- [INSTRUCTIONS FOR THE TASK]: Repeat, line for line, the entries printed below.

- [STORED ROWS]:
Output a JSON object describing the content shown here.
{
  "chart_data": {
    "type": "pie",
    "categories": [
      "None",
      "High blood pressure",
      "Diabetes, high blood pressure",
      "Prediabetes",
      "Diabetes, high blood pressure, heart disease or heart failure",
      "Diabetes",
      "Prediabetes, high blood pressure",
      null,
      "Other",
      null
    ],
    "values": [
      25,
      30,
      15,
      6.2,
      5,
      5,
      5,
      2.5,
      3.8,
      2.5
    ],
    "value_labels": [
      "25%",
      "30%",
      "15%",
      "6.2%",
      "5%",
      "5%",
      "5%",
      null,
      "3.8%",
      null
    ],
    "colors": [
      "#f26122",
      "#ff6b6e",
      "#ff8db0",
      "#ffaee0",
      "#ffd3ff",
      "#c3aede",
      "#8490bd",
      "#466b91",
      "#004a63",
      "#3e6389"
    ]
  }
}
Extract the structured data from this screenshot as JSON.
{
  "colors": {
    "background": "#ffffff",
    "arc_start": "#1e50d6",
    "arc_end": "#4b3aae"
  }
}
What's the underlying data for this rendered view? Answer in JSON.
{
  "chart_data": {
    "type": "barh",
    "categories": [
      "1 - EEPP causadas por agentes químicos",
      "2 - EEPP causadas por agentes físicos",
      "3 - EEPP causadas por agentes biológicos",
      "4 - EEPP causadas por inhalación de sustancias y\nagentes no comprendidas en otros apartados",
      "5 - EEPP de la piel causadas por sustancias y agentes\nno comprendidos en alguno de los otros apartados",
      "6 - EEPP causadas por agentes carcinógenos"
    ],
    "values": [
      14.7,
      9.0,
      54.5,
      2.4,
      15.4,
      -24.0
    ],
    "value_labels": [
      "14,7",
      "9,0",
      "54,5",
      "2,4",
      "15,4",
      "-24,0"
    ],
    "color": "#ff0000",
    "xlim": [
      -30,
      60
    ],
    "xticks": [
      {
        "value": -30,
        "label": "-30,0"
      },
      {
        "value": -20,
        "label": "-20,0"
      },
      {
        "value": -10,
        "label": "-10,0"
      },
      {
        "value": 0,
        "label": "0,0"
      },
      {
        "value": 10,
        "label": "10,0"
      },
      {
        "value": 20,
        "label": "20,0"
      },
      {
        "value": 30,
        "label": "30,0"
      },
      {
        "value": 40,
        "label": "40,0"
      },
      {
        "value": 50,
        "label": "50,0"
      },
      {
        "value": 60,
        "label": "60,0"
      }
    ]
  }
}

- [OUTPUT FOR THIS TASK]:
Output a JSON object describing the content shown here.
{
  "chart_data": {
    "type": "pie",
    "categories": [
      "None",
      "High blood pressure",
      "Diabetes, high blood pressure",
      "Prediabetes",
      "Diabetes, high blood pressure, heart disease or heart failure",
      "Diabetes",
      "Prediabetes, high blood pressure",
      null,
      "Other",
      null
    ],
    "values": [
      25,
      30,
      15,
      6.2,
      5,
      5,
      5,
      2.5,
      3.8,
      2.5
    ],
    "value_labels": [
      "25%",
      "30%",
      "15%",
      "6.2%",
      "5%",
      "5%",
      "5%",
      null,
      "3.8%",
      null
    ],
    "colors": [
      "#f26122",
      "#ff6b6e",
      "#ff8db0",
      "#ffaee0",
      "#ffd3ff",
      "#c3aede",
      "#8490bd",
      "#466b91",
      "#004a63",
      "#3e6389"
    ]
  }
}
Extract the structured data from this screenshot as JSON.
{
  "colors": {
    "background": "#ffffff",
    "arc_start": "#1e50d6",
    "arc_end": "#4b3aae"
  }
}
What's the underlying data for this rendered view? Answer in JSON.
{
  "chart_data": {
    "type": "barh",
    "categories": [
      "1 - EEPP causadas por agentes químicos",
      "2 - EEPP causadas por agentes físicos",
      "3 - EEPP causadas por agentes biológicos",
      "4 - EEPP causadas por inhalación de sustancias y\nagentes no comprendidas en otros apartados",
      "5 - EEPP de la piel causadas por sustancias y agentes\nno comprendidos en alguno de los otros apartados",
      "6 - EEPP causadas por agentes carcinógenos"
    ],
    "values": [
      14.7,
      9.0,
      54.5,
      2.4,
      15.4,
      -24.0
    ],
    "value_labels": [
      "14,7",
      "9,0",
      "54,5",
      "2,4",
      "15,4",
      "-24,0"
    ],
    "color": "#ff0000",
    "xlim": [
      -30,
      60
    ],
    "xticks": [
      {
        "value": -30,
        "label": "-30,0"
      },
      {
        "value": -20,
        "label": "-20,0"
      },
      {
        "value": -10,
        "label": "-10,0"
      },
      {
        "value": 0,
        "label": "0,0"
      },
      {
        "value": 10,
        "label": "10,0"
      },
      {
        "value": 20,
        "label": "20,0"
      },
      {
        "value": 30,
        "label": "30,0"
      },
      {
        "value": 40,
        "label": "40,0"
      },
      {
        "value": 50,
        "label": "50,0"
      },
      {
        "value": 60,
        "label": "60,0"
      }
    ]
  }
}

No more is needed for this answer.